• **EXTRACTED INFORMATION**
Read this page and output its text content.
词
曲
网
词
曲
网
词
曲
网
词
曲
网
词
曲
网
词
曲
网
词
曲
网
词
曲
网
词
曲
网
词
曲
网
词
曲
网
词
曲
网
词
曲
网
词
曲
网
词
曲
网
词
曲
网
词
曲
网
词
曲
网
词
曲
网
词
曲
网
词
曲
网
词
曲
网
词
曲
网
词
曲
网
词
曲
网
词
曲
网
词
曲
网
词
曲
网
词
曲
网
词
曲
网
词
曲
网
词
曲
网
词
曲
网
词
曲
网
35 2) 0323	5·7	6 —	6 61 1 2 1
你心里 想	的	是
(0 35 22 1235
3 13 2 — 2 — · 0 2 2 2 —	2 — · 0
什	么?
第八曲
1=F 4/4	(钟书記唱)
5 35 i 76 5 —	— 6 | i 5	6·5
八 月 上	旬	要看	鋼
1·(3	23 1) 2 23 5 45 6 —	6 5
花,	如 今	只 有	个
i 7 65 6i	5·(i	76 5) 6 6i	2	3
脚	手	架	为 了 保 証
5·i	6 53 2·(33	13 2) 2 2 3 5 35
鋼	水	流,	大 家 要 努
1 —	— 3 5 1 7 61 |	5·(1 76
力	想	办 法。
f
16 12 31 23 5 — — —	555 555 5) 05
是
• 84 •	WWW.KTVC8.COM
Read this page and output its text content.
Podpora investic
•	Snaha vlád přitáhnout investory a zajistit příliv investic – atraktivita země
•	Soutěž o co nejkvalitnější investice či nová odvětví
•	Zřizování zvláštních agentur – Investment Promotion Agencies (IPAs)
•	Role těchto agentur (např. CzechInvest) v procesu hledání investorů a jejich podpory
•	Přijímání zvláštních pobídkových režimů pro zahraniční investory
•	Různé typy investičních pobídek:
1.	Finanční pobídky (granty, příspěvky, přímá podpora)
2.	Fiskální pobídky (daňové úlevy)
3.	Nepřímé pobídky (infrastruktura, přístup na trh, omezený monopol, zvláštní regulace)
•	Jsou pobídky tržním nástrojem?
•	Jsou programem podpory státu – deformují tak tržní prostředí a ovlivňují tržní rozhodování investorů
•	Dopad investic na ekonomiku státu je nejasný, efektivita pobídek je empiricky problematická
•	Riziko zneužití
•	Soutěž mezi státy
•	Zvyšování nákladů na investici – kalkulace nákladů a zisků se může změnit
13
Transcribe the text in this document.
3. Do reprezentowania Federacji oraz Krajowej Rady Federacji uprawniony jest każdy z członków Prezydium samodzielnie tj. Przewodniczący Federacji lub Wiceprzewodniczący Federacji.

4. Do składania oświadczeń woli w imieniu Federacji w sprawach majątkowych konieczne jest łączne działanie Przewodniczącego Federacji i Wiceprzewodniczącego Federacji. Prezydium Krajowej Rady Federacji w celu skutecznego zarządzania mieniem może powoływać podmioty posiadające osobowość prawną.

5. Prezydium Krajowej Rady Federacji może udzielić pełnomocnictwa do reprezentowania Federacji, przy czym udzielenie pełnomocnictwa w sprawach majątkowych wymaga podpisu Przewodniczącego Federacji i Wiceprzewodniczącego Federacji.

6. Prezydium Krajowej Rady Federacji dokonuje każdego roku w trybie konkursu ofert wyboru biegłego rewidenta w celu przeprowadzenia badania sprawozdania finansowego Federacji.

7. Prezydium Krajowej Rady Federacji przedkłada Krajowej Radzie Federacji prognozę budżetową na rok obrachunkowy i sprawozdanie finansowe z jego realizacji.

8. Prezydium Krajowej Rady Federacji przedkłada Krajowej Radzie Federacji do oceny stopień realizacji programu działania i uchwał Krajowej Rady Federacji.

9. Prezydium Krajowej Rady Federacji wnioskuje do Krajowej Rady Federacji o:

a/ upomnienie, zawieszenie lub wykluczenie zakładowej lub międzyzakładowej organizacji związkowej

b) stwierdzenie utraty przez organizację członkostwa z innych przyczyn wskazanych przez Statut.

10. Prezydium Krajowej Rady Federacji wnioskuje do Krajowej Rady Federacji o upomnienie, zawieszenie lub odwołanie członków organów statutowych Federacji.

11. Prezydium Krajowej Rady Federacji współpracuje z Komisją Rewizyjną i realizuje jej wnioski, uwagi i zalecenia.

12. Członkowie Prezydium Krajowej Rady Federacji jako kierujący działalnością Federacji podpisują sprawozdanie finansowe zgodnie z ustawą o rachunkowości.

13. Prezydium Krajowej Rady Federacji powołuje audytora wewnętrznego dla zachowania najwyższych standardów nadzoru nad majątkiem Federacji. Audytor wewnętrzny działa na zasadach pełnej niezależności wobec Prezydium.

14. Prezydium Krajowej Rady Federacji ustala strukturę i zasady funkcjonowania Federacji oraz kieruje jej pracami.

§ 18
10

• **WHAT IS NEEDED**
Return each line of the listing that holds the string "Soutěž".

• **RESULT**
•	Soutěž o co nejkvalitnější investice či nová odvětví
•	Soutěž mezi státy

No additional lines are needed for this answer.